### Aufgabe 1
Schreib den Text über Brecht ab, beginnend mit „Brecht, Eugen Bertolt“ und weiter bis einschließlich „Augsburg, † 14.8.1956 Berlin.“. Setz dabei überall „Autor“ an die Stelle von „Schriftsteller“.
### Aufgabe 2
Wer hat laut dem Text über Brecht das Drama „Trommeln in der Nacht“ 1923 in Frankfurt inszeniert?
### Aufgabe 3
Prüf anhand des Textes über Brecht, ob diese Aussagen stimmen. Antworte jeweils mit Ja oder Nein und zitiere die Worte aus dem Text, die das belegen.
(a) „Die Dreigroschenoper“ kam in Frankfurt an den Städtischen Bühnen heraus.
(b) Der Einakter „Die Hochzeit“ musste nach einem Skandal abgesetzt werden.
(c) Theo Lingen spielte in der Premiere den Macheath.

### Vorgegebener Text
··········

Brecht, Eugen Bertolt (eigentl.: Berthold) Friedrich, auch gen. Bert. Schriftsteller. Dramatiker und Regisseur. * 10.2.1898 Augsburg, † 14.8.1956 Berlin.
Am 23.4.1923 wurde erstmals ein Stück von B. in Ffm. aufgeführt, das frisch mit dem Kleistpreis prämiierte Drama „Trommeln in der Nacht“, das Intendant Richard Weichert am Schauspielhaus inszenierte. Weichert bemühte sich künftig intensiv um das Schaffen des jungen Dramatikers, holte dessen Komödie „Mann ist Mann“ in der Darmstädter Inszenierung der Uraufführung als Gastspiel nach Ffm. (Regie: Jacob Geis, 24.11.1926) und brachte die Uraufführung von B.s Einakter „Die Hochzeit“ (späterer Titel: „Die Kleinbürgerhochzeit“; Regie: Melchior Vischer, 11.12.1926). Dieses Stück provozierte einen solchen Skandal, dass es abgesetzt werden musste. B. grollte. Als das Schauspielhaus 1927 bei „seinen“ Autoren wegen eines Beitrags für eine Festschrift anfragte, antwortete er schroff: „Ich verstehe Sie gar nicht! Selbstverständlich gehöre ich nicht zu dem ‚Kreis Ihrer Autoren‘. Das sagt Ihnen ein flüchtiger Blick auf Ihr Repertoire.“ (FS Ffter Schauspielhaus 1927, S. 86.)
Im Herbst 1928 kam B./Weills „Dreigroschenoper“ nur einige Wochen nach der Berliner Uraufführung erfolgreich auch in Ffm. heraus, allerdings nicht an den Städtischen Bühnen, sondern an Arthur Hellmers Neuem Theater (Regie: Renato Mordo, 20.10.1928). Nicht nur Ludwig Marcuse, der Theaterkritiker des Ffter General-Anzeigers, zeigte sich begeistert von „dieser Mischung aus Ballade und Chanson, die das Volkslied der Großstadt ist“ (zit. nach Lorei/Kirn: Fft. u. die goldenen zwanziger Jahre 1966, S. 251). Insgesamt ging „Die Dreigroschenoper“ 73-mal (in vier Spielzeiten) über die Bühne des Neuen Theaters. Die musikalische Leitung der Erstaufführung hatte Fritz Otte; später übernahmen Mátyás Seiber und ab 1931 Hermann Scherchen. In der Premiere spielten Theo Lingen als Macheath („Mackie Messer“) und Marianne Zoff (1893-1984) als Lucy. Knapp drei Wochen zuvor (1.10.1928) hatten Lingen und Zoff, die in erster Ehe von 1922 bis zur Scheidung 1927 mit B. verheiratet gewesen war, in Ffm. geheiratet.

··········

### Zeilen
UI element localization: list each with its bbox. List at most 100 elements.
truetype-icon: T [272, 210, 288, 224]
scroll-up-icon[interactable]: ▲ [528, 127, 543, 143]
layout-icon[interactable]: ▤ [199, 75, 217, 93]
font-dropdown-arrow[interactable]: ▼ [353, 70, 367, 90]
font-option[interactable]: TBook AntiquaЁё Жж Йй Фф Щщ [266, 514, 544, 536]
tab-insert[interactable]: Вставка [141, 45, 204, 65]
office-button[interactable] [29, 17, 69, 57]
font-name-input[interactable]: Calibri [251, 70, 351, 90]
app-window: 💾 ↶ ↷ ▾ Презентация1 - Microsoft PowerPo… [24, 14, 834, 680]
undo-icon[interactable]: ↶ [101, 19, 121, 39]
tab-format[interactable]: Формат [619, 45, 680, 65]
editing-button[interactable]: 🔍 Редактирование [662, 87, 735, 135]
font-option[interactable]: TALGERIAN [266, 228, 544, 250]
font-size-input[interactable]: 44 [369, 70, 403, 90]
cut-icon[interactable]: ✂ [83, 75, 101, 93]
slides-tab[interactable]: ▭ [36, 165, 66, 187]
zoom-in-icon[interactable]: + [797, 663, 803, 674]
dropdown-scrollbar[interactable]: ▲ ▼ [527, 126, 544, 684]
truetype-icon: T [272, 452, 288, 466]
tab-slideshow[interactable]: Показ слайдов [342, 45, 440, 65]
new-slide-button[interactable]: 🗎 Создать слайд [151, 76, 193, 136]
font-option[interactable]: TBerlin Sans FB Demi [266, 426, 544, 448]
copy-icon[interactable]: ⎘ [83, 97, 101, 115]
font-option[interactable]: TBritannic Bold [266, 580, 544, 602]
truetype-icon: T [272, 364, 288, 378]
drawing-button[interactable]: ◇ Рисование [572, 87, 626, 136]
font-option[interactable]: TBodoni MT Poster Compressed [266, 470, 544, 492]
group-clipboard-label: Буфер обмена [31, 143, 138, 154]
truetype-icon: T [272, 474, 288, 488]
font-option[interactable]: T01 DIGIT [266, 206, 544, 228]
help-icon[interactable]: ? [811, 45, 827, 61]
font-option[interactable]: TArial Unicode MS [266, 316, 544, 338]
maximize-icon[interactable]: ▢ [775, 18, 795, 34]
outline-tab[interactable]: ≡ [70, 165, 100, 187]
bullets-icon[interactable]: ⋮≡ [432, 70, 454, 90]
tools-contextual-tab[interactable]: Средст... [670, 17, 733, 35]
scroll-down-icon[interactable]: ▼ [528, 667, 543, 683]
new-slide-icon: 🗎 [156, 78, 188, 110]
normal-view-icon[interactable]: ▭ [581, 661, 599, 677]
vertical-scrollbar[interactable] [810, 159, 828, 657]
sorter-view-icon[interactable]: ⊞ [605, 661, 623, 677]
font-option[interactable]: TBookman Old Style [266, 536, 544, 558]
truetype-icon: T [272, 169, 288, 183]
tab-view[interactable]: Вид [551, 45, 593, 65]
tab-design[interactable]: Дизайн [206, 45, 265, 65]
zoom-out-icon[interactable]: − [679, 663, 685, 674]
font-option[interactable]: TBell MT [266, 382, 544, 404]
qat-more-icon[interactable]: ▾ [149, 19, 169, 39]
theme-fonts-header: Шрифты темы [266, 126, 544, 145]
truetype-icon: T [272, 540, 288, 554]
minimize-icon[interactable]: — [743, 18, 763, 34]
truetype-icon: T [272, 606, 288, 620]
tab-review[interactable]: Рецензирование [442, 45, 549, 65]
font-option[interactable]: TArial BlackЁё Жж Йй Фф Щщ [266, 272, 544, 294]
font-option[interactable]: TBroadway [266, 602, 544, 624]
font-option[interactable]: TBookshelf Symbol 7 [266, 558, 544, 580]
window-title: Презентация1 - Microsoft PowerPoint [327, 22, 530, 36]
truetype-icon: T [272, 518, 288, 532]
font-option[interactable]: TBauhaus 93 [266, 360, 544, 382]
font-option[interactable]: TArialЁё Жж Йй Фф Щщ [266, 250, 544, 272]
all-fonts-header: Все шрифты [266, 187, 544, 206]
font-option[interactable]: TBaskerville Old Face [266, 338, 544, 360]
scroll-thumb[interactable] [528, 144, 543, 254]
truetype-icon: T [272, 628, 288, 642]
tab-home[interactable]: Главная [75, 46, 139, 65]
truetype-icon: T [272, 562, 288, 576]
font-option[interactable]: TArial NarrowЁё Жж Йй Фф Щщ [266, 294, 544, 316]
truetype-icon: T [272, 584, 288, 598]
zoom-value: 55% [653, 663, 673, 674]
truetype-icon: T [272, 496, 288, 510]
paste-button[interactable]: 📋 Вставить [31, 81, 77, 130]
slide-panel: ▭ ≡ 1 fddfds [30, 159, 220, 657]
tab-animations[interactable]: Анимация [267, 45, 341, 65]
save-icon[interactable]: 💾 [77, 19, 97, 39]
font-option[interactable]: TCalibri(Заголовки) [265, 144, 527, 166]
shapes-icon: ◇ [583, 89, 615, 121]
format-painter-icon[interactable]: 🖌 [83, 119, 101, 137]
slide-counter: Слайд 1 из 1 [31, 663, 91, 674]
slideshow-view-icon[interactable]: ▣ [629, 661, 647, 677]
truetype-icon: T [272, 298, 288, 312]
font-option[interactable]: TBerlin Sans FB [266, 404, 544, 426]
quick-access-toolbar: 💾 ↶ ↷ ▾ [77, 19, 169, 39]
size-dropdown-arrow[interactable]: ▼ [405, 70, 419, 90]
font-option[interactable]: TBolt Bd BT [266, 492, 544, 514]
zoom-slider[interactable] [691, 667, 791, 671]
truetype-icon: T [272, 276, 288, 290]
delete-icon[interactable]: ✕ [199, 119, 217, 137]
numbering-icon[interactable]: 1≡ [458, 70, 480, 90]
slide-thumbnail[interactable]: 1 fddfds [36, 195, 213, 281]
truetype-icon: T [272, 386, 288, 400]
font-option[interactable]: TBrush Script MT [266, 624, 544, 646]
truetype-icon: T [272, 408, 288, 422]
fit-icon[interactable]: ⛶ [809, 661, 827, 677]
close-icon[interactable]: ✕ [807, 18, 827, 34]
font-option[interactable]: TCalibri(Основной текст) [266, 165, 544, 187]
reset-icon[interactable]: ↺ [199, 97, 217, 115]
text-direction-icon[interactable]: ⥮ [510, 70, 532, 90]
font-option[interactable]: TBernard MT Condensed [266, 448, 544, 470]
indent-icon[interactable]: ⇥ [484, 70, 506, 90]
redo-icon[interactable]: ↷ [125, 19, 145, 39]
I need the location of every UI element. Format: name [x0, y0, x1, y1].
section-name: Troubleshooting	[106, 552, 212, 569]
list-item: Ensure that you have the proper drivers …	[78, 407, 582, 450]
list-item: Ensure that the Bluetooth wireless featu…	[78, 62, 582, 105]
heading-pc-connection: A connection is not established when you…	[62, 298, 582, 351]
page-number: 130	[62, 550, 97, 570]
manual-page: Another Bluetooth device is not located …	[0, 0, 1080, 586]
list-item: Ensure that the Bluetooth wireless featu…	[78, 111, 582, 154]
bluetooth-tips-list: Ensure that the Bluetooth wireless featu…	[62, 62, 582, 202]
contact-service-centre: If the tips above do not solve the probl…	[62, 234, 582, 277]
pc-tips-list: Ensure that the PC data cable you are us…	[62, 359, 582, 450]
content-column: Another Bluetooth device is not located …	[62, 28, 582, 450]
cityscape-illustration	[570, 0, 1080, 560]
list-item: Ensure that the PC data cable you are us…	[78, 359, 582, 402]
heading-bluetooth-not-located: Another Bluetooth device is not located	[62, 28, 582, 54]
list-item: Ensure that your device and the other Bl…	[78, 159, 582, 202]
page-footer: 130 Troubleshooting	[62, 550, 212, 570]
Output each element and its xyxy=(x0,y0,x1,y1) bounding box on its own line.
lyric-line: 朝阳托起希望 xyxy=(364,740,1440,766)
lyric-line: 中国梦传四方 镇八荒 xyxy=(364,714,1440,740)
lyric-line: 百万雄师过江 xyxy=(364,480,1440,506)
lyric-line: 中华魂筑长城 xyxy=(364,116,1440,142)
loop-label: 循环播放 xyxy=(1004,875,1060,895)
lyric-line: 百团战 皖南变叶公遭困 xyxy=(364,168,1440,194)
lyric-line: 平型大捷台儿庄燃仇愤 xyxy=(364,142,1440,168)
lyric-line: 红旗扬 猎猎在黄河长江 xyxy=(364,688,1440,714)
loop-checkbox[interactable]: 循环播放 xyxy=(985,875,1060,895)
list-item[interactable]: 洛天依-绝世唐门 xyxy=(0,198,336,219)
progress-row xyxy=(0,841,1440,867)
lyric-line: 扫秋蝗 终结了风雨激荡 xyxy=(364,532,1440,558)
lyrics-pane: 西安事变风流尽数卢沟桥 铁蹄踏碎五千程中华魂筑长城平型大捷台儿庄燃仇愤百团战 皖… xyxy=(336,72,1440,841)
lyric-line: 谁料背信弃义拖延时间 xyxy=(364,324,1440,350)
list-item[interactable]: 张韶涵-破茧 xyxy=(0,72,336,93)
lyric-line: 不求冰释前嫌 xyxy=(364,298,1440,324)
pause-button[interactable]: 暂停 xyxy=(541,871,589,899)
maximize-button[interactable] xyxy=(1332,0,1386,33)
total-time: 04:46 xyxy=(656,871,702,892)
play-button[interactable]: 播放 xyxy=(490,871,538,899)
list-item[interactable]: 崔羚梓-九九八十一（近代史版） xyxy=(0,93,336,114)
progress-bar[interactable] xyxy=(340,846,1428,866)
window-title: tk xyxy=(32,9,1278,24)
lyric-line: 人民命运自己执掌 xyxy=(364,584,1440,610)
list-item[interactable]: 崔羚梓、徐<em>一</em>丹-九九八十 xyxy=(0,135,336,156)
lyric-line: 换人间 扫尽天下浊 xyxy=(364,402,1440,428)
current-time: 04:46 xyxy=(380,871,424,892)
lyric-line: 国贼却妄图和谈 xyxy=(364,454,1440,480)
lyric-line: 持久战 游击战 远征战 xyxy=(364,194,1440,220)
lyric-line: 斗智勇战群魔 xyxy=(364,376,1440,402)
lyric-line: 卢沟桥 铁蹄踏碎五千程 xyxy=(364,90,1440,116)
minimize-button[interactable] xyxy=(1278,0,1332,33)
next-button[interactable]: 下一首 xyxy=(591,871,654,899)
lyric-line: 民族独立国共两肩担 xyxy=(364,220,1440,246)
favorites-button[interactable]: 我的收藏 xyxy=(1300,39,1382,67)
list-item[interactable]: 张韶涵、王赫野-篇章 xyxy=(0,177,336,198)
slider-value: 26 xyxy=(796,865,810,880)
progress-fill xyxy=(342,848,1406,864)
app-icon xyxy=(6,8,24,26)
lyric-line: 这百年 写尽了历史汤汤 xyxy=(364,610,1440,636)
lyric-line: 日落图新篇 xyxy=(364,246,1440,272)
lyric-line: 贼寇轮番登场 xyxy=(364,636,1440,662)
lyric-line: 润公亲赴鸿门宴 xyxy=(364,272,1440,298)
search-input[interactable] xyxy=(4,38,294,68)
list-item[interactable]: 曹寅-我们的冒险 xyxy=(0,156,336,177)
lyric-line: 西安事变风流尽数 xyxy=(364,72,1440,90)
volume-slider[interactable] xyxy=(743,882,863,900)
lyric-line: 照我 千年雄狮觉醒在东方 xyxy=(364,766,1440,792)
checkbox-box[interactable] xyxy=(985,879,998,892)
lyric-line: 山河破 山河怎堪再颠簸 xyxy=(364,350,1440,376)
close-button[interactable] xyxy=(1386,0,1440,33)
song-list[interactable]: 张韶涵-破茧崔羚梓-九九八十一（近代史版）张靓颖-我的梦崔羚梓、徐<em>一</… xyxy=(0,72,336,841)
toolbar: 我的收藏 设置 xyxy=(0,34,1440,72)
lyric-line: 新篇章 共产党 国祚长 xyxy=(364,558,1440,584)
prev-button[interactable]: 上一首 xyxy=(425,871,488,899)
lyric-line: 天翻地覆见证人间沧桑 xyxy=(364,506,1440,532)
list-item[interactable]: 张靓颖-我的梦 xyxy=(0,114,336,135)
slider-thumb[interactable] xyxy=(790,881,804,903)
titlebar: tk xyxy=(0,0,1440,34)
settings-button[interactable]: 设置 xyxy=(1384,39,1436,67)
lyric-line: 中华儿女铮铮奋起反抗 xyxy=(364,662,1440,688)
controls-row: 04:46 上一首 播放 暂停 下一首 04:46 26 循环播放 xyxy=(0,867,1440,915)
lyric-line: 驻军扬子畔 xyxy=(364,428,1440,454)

··········

### Lösung 1
Brecht, Eugen Bertolt (eigentl.: Berthold) Friedrich, auch gen. Bert. Autor. Dramatiker und Regisseur. * 10.2.1898 Augsburg, † 14.8.1956 Berlin.

### Lösung 2
Intendant Richard Weichert am Schauspielhaus.

### Lösung 3
(a) Nein: „allerdings nicht an den Städtischen Bühnen, sondern an Arthur Hellmers Neuem Theater“
(b) Ja: „Dieses Stück provozierte einen solchen Skandal, dass es abgesetzt werden musste.“
(c) Ja: „In der Premiere spielten Theo Lingen als Macheath“